**Short exercise:** Please find all lines in the data that hold the string "nguồn" and copy them.

**Data provided:**

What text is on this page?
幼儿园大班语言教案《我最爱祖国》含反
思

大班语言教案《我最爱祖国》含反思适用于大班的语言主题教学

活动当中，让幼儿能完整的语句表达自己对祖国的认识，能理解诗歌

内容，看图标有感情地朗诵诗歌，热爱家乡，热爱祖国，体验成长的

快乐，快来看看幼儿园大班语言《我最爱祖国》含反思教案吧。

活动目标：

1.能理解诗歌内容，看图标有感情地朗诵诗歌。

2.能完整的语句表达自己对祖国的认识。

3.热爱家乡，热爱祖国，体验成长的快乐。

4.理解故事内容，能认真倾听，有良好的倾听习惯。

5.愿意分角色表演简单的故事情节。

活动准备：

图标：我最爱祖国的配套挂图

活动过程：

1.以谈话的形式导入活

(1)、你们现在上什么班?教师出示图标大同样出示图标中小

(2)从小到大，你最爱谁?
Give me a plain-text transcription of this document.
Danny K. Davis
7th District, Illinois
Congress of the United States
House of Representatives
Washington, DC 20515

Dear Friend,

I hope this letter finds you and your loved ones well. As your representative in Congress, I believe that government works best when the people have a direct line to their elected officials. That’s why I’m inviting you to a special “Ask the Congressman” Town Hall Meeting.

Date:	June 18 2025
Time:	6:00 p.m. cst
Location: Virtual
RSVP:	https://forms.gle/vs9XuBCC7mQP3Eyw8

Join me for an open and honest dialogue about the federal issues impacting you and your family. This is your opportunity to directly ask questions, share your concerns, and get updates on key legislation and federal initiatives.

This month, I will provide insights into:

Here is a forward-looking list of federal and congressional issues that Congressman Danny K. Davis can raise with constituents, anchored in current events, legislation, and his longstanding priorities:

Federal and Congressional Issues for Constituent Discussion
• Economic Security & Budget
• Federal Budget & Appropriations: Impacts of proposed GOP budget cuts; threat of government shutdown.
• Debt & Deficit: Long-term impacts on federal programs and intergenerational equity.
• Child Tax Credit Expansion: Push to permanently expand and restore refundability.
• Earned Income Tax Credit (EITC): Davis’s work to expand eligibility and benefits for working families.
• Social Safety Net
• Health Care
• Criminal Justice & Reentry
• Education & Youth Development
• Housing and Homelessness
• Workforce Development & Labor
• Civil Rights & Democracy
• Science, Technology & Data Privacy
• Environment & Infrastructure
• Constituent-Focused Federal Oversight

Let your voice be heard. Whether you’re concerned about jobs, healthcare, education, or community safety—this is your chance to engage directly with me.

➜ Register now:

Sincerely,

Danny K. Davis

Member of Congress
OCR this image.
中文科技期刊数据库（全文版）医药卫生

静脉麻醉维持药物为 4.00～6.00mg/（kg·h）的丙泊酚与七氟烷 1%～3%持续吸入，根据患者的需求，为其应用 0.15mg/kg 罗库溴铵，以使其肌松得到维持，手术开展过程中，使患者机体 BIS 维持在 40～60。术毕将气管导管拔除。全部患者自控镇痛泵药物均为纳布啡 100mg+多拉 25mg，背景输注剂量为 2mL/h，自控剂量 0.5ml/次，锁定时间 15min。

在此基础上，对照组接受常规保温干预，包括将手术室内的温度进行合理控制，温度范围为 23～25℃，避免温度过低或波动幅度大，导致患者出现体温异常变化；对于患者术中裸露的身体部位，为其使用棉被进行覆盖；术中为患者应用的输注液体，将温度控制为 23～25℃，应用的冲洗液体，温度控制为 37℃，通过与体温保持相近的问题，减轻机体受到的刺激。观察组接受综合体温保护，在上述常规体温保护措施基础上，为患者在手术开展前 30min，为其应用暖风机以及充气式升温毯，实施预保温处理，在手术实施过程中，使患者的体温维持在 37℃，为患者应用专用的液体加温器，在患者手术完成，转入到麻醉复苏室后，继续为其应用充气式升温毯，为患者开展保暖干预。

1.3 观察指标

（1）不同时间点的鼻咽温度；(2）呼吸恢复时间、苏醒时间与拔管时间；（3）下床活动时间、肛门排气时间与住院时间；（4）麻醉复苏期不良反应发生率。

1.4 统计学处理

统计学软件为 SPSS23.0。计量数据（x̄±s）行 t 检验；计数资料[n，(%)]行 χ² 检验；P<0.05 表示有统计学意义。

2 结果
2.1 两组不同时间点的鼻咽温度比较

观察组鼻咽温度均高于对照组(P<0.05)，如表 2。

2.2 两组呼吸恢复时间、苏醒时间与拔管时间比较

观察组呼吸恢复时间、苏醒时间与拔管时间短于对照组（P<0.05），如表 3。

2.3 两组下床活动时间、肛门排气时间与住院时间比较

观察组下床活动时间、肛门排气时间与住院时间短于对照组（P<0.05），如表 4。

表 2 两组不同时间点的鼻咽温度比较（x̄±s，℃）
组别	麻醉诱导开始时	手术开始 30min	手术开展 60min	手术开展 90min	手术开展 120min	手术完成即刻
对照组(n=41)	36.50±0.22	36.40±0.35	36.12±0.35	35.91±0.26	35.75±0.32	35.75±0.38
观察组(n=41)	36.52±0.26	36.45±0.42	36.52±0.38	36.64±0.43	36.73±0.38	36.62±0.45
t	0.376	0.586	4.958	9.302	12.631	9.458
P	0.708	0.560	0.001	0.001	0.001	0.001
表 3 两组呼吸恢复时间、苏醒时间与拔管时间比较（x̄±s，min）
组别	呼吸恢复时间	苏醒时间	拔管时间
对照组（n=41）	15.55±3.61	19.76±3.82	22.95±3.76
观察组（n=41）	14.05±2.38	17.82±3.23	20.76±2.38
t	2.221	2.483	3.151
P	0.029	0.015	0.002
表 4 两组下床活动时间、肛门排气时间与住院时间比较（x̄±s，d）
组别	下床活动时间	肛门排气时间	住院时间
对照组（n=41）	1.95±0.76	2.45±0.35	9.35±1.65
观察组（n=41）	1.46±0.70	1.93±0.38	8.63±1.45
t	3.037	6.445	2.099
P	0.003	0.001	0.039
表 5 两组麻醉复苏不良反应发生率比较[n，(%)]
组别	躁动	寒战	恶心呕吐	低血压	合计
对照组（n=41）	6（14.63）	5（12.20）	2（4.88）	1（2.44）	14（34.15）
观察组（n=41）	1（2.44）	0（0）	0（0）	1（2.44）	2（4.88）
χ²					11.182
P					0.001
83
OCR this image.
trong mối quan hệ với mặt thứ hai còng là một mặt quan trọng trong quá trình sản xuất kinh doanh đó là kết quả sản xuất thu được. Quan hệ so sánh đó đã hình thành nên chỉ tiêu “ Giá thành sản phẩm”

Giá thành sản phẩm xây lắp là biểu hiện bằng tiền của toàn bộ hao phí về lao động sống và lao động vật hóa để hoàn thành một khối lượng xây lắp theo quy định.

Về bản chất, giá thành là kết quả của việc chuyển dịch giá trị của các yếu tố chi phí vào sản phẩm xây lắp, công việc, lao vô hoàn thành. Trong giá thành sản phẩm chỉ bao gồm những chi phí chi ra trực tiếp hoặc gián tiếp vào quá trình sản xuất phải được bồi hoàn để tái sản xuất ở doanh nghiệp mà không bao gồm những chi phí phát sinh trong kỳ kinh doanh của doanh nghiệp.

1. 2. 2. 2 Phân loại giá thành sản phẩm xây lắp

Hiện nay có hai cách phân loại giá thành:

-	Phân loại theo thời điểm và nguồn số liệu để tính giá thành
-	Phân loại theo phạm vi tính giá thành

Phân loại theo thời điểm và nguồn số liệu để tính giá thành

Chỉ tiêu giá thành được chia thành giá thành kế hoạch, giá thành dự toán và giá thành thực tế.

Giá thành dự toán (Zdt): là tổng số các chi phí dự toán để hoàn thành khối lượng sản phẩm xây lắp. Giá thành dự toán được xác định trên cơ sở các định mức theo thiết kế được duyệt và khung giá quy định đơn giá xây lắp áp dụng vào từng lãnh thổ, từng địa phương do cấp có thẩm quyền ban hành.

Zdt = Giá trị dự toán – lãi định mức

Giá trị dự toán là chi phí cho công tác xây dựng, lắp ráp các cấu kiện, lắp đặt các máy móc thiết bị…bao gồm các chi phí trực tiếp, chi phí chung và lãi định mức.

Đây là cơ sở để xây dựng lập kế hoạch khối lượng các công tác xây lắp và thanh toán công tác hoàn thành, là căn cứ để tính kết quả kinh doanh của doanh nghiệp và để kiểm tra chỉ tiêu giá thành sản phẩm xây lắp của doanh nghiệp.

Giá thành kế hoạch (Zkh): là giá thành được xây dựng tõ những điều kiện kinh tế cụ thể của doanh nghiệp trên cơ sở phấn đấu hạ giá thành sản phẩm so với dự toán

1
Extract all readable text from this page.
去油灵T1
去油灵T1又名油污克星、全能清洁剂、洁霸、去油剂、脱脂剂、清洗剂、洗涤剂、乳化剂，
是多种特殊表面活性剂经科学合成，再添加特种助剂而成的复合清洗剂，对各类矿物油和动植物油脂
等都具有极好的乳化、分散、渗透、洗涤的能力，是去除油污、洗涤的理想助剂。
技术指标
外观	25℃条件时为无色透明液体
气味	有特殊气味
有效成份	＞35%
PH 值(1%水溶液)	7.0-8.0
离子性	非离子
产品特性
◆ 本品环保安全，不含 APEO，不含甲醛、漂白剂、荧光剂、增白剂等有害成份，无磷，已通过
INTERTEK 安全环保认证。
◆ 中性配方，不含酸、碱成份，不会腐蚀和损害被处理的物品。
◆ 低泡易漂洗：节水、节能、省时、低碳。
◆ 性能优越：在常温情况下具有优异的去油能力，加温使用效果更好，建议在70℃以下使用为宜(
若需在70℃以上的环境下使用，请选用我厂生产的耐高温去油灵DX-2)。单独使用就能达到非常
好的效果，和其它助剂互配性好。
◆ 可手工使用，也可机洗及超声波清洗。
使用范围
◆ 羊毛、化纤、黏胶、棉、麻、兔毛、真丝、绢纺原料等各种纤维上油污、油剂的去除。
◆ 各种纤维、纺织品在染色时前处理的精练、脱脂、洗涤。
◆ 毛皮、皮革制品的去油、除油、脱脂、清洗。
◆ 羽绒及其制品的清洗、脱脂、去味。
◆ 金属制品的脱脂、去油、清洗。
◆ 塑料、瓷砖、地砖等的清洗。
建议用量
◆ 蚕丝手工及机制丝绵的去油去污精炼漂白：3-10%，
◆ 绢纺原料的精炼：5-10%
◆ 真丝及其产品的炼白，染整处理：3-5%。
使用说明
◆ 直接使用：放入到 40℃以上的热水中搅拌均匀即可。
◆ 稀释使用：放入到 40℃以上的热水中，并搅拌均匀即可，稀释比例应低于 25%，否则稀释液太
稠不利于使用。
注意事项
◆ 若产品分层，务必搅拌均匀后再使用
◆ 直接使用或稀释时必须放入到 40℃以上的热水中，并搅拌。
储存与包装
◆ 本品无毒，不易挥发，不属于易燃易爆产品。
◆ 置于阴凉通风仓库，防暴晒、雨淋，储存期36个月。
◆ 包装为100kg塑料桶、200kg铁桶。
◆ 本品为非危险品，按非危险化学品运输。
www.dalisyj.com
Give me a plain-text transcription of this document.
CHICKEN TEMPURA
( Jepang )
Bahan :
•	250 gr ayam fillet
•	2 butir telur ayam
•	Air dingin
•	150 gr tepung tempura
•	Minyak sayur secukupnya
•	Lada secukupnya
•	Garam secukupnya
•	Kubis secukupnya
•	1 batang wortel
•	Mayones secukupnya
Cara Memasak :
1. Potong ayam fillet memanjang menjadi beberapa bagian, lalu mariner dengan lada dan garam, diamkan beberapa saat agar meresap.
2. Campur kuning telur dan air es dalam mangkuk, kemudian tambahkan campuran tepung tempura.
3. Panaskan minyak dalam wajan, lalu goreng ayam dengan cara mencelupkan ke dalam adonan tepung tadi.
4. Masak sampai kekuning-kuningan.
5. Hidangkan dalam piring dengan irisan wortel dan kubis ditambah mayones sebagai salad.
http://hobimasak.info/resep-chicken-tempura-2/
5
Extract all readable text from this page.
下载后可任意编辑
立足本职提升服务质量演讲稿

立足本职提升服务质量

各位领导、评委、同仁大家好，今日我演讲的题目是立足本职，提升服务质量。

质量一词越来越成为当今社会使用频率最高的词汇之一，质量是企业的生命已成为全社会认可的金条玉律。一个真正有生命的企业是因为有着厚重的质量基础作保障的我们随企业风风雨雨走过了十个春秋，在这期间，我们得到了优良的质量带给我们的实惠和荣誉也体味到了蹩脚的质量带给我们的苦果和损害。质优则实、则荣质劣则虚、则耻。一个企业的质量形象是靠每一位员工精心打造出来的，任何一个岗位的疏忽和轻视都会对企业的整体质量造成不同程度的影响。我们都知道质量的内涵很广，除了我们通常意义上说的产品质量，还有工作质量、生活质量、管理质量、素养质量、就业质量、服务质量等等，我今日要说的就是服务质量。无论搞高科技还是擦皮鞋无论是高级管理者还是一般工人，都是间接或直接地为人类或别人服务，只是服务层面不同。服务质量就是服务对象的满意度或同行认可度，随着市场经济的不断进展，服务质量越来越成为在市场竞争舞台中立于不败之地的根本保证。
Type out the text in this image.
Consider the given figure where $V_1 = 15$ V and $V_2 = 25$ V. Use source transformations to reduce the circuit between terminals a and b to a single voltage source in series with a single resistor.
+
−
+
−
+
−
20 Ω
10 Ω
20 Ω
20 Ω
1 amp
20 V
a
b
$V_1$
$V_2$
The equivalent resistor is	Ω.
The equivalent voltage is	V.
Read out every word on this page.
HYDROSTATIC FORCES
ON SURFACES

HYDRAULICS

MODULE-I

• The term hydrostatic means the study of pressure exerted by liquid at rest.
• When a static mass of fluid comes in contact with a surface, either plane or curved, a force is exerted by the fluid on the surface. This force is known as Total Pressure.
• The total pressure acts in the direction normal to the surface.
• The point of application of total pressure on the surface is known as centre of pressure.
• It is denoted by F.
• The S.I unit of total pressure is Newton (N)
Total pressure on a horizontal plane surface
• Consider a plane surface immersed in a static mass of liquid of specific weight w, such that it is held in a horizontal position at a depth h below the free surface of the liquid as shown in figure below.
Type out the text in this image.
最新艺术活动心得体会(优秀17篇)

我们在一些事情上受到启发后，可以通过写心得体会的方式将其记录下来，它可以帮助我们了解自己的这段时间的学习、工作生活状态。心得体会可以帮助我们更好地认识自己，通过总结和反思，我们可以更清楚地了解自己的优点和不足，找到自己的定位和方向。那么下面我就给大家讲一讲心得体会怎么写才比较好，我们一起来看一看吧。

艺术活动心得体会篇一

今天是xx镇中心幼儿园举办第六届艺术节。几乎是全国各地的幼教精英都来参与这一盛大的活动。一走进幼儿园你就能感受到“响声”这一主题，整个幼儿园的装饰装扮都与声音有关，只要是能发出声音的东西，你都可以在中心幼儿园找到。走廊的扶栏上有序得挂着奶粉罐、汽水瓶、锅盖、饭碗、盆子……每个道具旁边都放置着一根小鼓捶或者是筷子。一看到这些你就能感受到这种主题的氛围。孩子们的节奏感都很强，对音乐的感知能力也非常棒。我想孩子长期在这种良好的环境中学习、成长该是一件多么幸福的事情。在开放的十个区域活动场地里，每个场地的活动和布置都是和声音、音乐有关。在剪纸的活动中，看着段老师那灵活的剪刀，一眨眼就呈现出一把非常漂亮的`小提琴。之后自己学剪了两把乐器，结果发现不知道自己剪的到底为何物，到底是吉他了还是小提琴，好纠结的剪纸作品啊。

**Task solution:**
-	Phân loại theo thời điểm và nguồn số liệu để tính giá thành
Phân loại theo thời điểm và nguồn số liệu để tính giá thành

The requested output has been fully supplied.